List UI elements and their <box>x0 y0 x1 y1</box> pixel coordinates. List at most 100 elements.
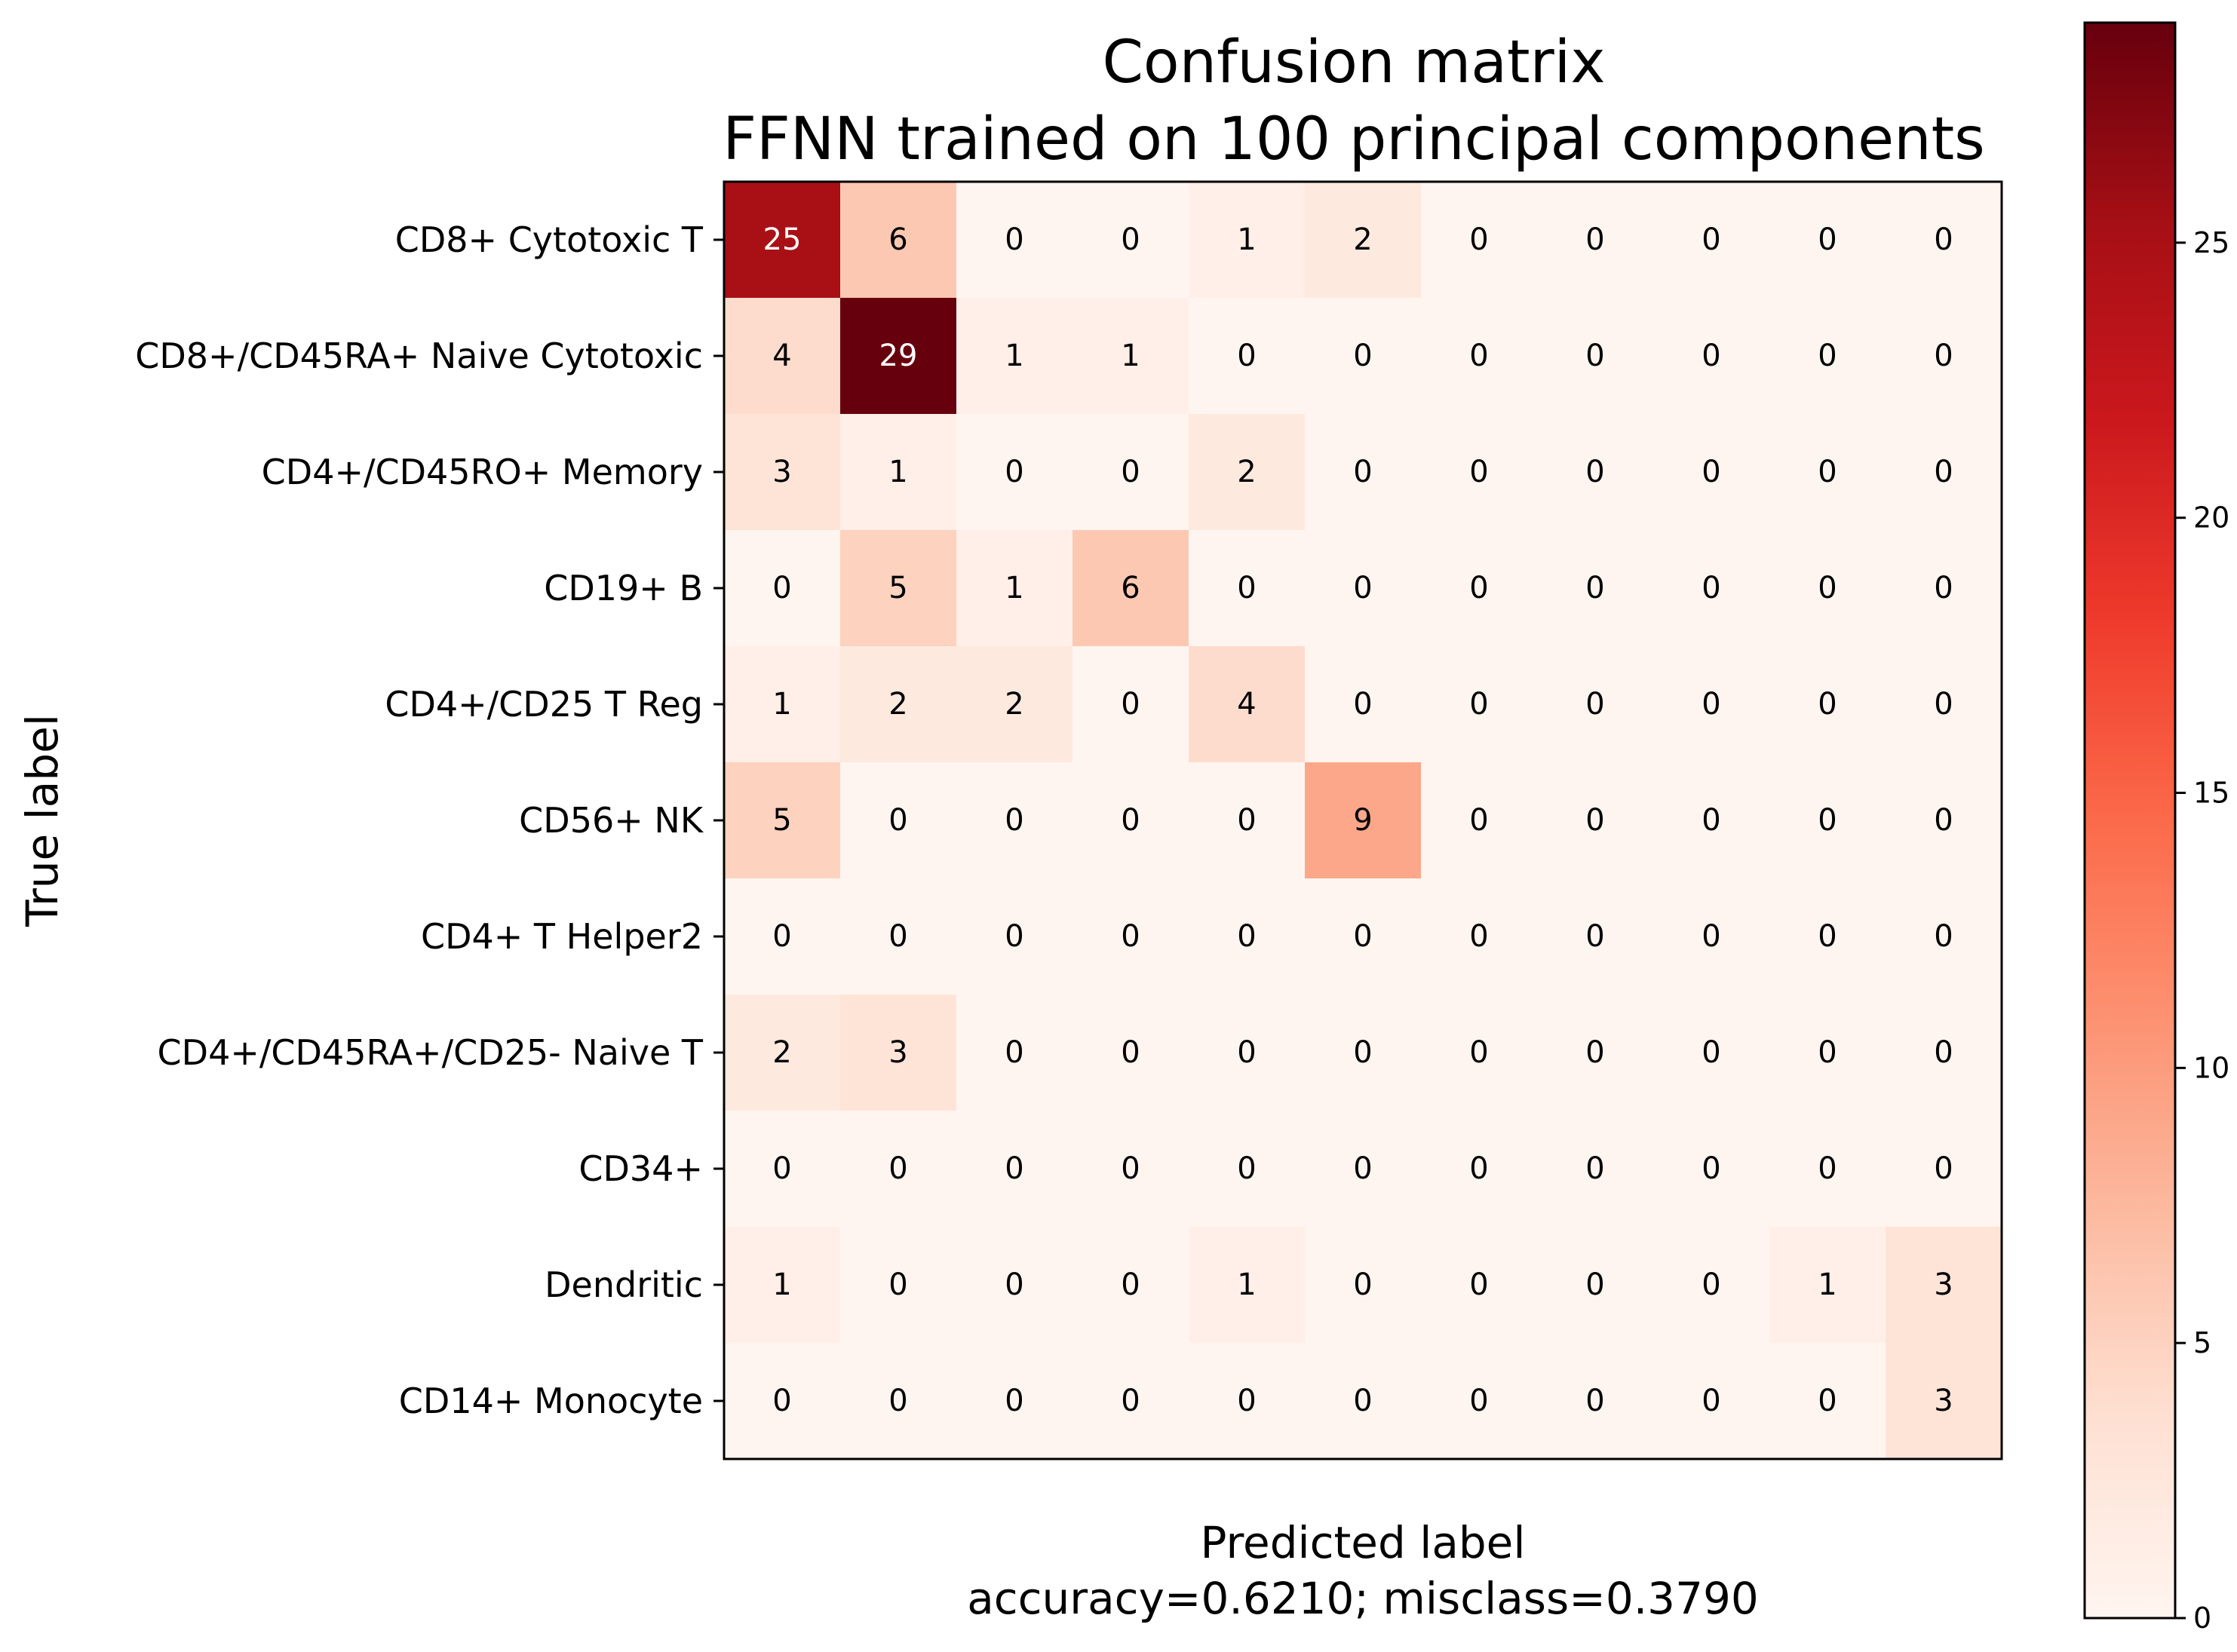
heatmap-cell <box>724 1343 841 1460</box>
heatmap-cell <box>1072 298 1189 415</box>
heatmap-cell-value: 0 <box>1934 919 1953 954</box>
heatmap-cell <box>724 298 841 415</box>
heatmap-cell-value: 0 <box>1469 919 1488 954</box>
heatmap-cell <box>1189 1111 1306 1228</box>
colorbar-tick-label: 25 <box>2193 226 2229 259</box>
heatmap-cell <box>840 646 957 763</box>
heatmap-cell <box>1653 762 1770 879</box>
heatmap-cell <box>1886 414 2002 531</box>
heatmap-cell <box>1653 1343 1770 1460</box>
x-axis-label-line-1: Predicted label <box>1201 1517 1526 1568</box>
heatmap-cell-value: 0 <box>1469 1384 1488 1418</box>
chart-title-line-1: Confusion matrix <box>1102 29 1605 97</box>
heatmap-cell <box>956 1343 1073 1460</box>
heatmap-cell-value: 0 <box>1818 571 1837 605</box>
heatmap-cell-value: 0 <box>1585 687 1604 722</box>
heatmap-cell <box>840 298 957 415</box>
heatmap-cell <box>1189 298 1306 415</box>
heatmap-cell-value: 0 <box>1469 1151 1488 1186</box>
heatmap-cell <box>724 762 841 879</box>
heatmap-cell-value: 0 <box>1237 339 1256 373</box>
heatmap-cell <box>840 878 957 995</box>
heatmap-cell-value: 0 <box>1005 222 1023 257</box>
heatmap-cell <box>1769 298 1886 415</box>
heatmap-cell-value: 0 <box>1469 339 1488 373</box>
y-axis-label: True label <box>17 714 68 927</box>
heatmap-cell-value: 0 <box>1702 687 1720 722</box>
heatmap-cell-value: 0 <box>1121 222 1140 257</box>
colorbar-tick-label: 10 <box>2193 1051 2229 1084</box>
heatmap-cell <box>724 1111 841 1228</box>
row-labels: CD8+ Cytotoxic T CD8+/CD45RA+ Naive Cytot… <box>135 219 724 1421</box>
heatmap-cell-value: 0 <box>1469 1267 1488 1302</box>
heatmap-cell <box>956 995 1073 1111</box>
heatmap-cell <box>1537 298 1654 415</box>
heatmap-cell <box>1653 530 1770 647</box>
heatmap-cell-value: 0 <box>1585 1151 1604 1186</box>
heatmap-cell <box>1305 298 1422 415</box>
heatmap-cells <box>724 182 2002 1460</box>
heatmap-cell-value: 0 <box>1237 1151 1256 1186</box>
heatmap-cell <box>1421 995 1538 1111</box>
heatmap-cell <box>1421 762 1538 879</box>
heatmap-cell <box>1189 414 1306 531</box>
heatmap-cell <box>840 414 957 531</box>
heatmap-cell <box>1886 1111 2002 1228</box>
heatmap-cell <box>1769 414 1886 531</box>
heatmap-cell <box>1653 182 1770 299</box>
heatmap-cell <box>1189 762 1306 879</box>
heatmap-cell <box>1886 878 2002 995</box>
heatmap-cell-value: 0 <box>1353 1151 1372 1186</box>
heatmap-cell-value: 1 <box>1121 339 1140 373</box>
heatmap-cell-value: 0 <box>1702 339 1720 373</box>
heatmap-cell-value: 3 <box>772 455 791 489</box>
colorbar-tick-label: 5 <box>2193 1326 2211 1359</box>
heatmap-cell-value: 0 <box>1934 571 1953 605</box>
heatmap-cell <box>1537 762 1654 879</box>
heatmap-cell <box>840 182 957 299</box>
heatmap-cell-value: 0 <box>888 803 907 838</box>
heatmap-cell-value: 0 <box>1237 1384 1256 1418</box>
heatmap-cell <box>840 762 957 879</box>
heatmap-cell-value: 0 <box>888 1267 907 1302</box>
heatmap-cell-value: 0 <box>1585 571 1604 605</box>
heatmap-cell <box>1072 878 1189 995</box>
heatmap-cell-value: 0 <box>1005 803 1023 838</box>
heatmap-cell-value: 0 <box>1818 455 1837 489</box>
heatmap-cell <box>1769 878 1886 995</box>
heatmap-cell-value: 0 <box>1818 803 1837 838</box>
heatmap-cell-value: 0 <box>1005 1151 1023 1186</box>
heatmap-cell <box>956 182 1073 299</box>
heatmap-cell <box>1305 646 1422 763</box>
heatmap-cell-value: 0 <box>1353 339 1372 373</box>
heatmap-cell-value: 2 <box>772 1035 791 1070</box>
heatmap-cell-value: 0 <box>1121 1384 1140 1418</box>
colorbar-ticks: 0 5 10 15 20 25 <box>2175 226 2229 1635</box>
heatmap-cell <box>1421 530 1538 647</box>
heatmap-cell <box>1653 646 1770 763</box>
y-tick-label: CD4+ T Helper2 <box>421 916 703 957</box>
heatmap-cell <box>1305 182 1422 299</box>
heatmap-cell-value: 0 <box>1818 222 1837 257</box>
heatmap-cell-value: 4 <box>772 339 791 373</box>
heatmap-cell-value: 0 <box>1353 571 1372 605</box>
heatmap-cell-value: 0 <box>1237 803 1256 838</box>
heatmap-cell <box>1305 1111 1422 1228</box>
heatmap-cell <box>724 995 841 1111</box>
heatmap-cell-value: 0 <box>1585 1035 1604 1070</box>
heatmap-cell <box>1189 646 1306 763</box>
heatmap-cell <box>1769 1343 1886 1460</box>
heatmap-cell-values: 25 6 0 0 1 2 0 0 0 0 04 29 1 1 0 0 0 0 0 0 03 1 0 0 2 0 0 0 0 0 00 5 1 6 0… <box>763 222 1953 1418</box>
heatmap-cell <box>840 1227 957 1344</box>
heatmap-cell-value: 3 <box>1934 1384 1953 1418</box>
heatmap-cell-value: 0 <box>1005 1384 1023 1418</box>
heatmap-cell-value: 0 <box>1702 803 1720 838</box>
heatmap-cell-value: 0 <box>1237 1035 1256 1070</box>
heatmap-cell-value: 0 <box>1585 803 1604 838</box>
heatmap-cell-value: 0 <box>1934 455 1953 489</box>
heatmap-cell <box>1421 414 1538 531</box>
heatmap-cell-value: 0 <box>1585 1267 1604 1302</box>
heatmap-cell <box>1769 1227 1886 1344</box>
heatmap-cell <box>1072 1111 1189 1228</box>
heatmap-cell <box>724 1227 841 1344</box>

- - -

**Problem description**
Please rewrite all of the entries above, changing "Confusion matrix" to "Error matrix" and keeping everything else the same. Leave the pictures out of your answer.

**Full response**
List UI elements and their <box>x0 y0 x1 y1</box> pixel coordinates. List at most 100 elements.
heatmap-cell <box>724 1343 841 1460</box>
heatmap-cell <box>1072 298 1189 415</box>
heatmap-cell-value: 0 <box>1934 919 1953 954</box>
heatmap-cell <box>724 298 841 415</box>
heatmap-cell-value: 0 <box>1469 919 1488 954</box>
heatmap-cell <box>1189 1111 1306 1228</box>
colorbar-tick-label: 25 <box>2193 226 2229 259</box>
heatmap-cell <box>840 646 957 763</box>
heatmap-cell <box>1653 762 1770 879</box>
heatmap-cell <box>1886 414 2002 531</box>
heatmap-cell <box>1653 1343 1770 1460</box>
x-axis-label-line-1: Predicted label <box>1201 1517 1526 1568</box>
heatmap-cell-value: 0 <box>1469 1384 1488 1418</box>
chart-title-line-1: Error matrix <box>1102 29 1605 97</box>
heatmap-cell <box>956 1343 1073 1460</box>
heatmap-cell-value: 0 <box>1818 571 1837 605</box>
heatmap-cell-value: 0 <box>1585 687 1604 722</box>
heatmap-cell <box>840 298 957 415</box>
heatmap-cell <box>1189 298 1306 415</box>
heatmap-cell-value: 0 <box>1469 1151 1488 1186</box>
heatmap-cell <box>724 762 841 879</box>
heatmap-cell-value: 0 <box>1237 339 1256 373</box>
heatmap-cell <box>840 878 957 995</box>
heatmap-cell-value: 0 <box>1005 222 1023 257</box>
heatmap-cell <box>1769 298 1886 415</box>
heatmap-cell-value: 0 <box>1469 339 1488 373</box>
y-axis-label: True label <box>17 714 68 927</box>
heatmap-cell-value: 0 <box>1702 687 1720 722</box>
heatmap-cell-value: 0 <box>1121 222 1140 257</box>
colorbar-tick-label: 10 <box>2193 1051 2229 1084</box>
heatmap-cell <box>724 1111 841 1228</box>
row-labels: CD8+ Cytotoxic T CD8+/CD45RA+ Naive Cytot… <box>135 219 724 1421</box>
heatmap-cell-value: 0 <box>1469 1267 1488 1302</box>
heatmap-cell <box>956 995 1073 1111</box>
heatmap-cell <box>1537 298 1654 415</box>
heatmap-cell <box>1653 530 1770 647</box>
heatmap-cell-value: 0 <box>1585 1151 1604 1186</box>
heatmap-cell <box>1305 298 1422 415</box>
heatmap-cells <box>724 182 2002 1460</box>
heatmap-cell-value: 0 <box>1237 1151 1256 1186</box>
heatmap-cell <box>1421 995 1538 1111</box>
heatmap-cell <box>1421 762 1538 879</box>
heatmap-cell <box>1189 414 1306 531</box>
heatmap-cell <box>840 414 957 531</box>
heatmap-cell <box>1886 1111 2002 1228</box>
heatmap-cell <box>1769 414 1886 531</box>
heatmap-cell <box>1653 182 1770 299</box>
heatmap-cell <box>1189 762 1306 879</box>
heatmap-cell <box>1886 878 2002 995</box>
heatmap-cell-value: 0 <box>1353 1151 1372 1186</box>
heatmap-cell-value: 1 <box>1121 339 1140 373</box>
heatmap-cell-value: 0 <box>1702 339 1720 373</box>
heatmap-cell-value: 3 <box>772 455 791 489</box>
colorbar-tick-label: 5 <box>2193 1326 2211 1359</box>
heatmap-cell-value: 0 <box>1934 571 1953 605</box>
heatmap-cell <box>1537 762 1654 879</box>
heatmap-cell <box>840 182 957 299</box>
heatmap-cell-value: 0 <box>888 803 907 838</box>
heatmap-cell-value: 0 <box>1237 1384 1256 1418</box>
heatmap-cell <box>840 762 957 879</box>
heatmap-cell-value: 0 <box>888 1267 907 1302</box>
heatmap-cell-value: 0 <box>1585 571 1604 605</box>
heatmap-cell <box>1072 878 1189 995</box>
heatmap-cell-value: 0 <box>1005 803 1023 838</box>
heatmap-cell-value: 0 <box>1818 455 1837 489</box>
heatmap-cell <box>1769 878 1886 995</box>
heatmap-cell-value: 0 <box>1818 803 1837 838</box>
heatmap-cell-value: 0 <box>1005 1151 1023 1186</box>
heatmap-cell <box>956 182 1073 299</box>
heatmap-cell <box>1305 646 1422 763</box>
heatmap-cell-value: 0 <box>1353 339 1372 373</box>
heatmap-cell-value: 2 <box>772 1035 791 1070</box>
heatmap-cell-value: 0 <box>1121 1384 1140 1418</box>
colorbar-ticks: 0 5 10 15 20 25 <box>2175 226 2229 1635</box>
heatmap-cell <box>1421 530 1538 647</box>
heatmap-cell <box>1653 646 1770 763</box>
y-tick-label: CD4+ T Helper2 <box>421 916 703 957</box>
heatmap-cell <box>1305 182 1422 299</box>
heatmap-cell-value: 0 <box>1818 222 1837 257</box>
heatmap-cell-value: 4 <box>772 339 791 373</box>
heatmap-cell-value: 0 <box>1353 571 1372 605</box>
heatmap-cell-value: 0 <box>1237 803 1256 838</box>
heatmap-cell <box>1305 1111 1422 1228</box>
heatmap-cell <box>724 995 841 1111</box>
heatmap-cell-value: 0 <box>1585 1035 1604 1070</box>
heatmap-cell <box>1189 646 1306 763</box>
heatmap-cell <box>1769 1343 1886 1460</box>
heatmap-cell-values: 25 6 0 0 1 2 0 0 0 0 04 29 1 1 0 0 0 0 0 0 03 1 0 0 2 0 0 0 0 0 00 5 1 6 0… <box>763 222 1953 1418</box>
heatmap-cell <box>840 1227 957 1344</box>
heatmap-cell-value: 3 <box>1934 1384 1953 1418</box>
heatmap-cell-value: 0 <box>1005 1384 1023 1418</box>
heatmap-cell-value: 0 <box>1702 803 1720 838</box>
heatmap-cell-value: 0 <box>1237 1035 1256 1070</box>
heatmap-cell-value: 0 <box>1585 803 1604 838</box>
heatmap-cell-value: 0 <box>1934 455 1953 489</box>
heatmap-cell <box>1421 414 1538 531</box>
heatmap-cell-value: 0 <box>1585 1267 1604 1302</box>
heatmap-cell <box>1769 1227 1886 1344</box>
heatmap-cell <box>1072 1111 1189 1228</box>
heatmap-cell <box>724 1227 841 1344</box>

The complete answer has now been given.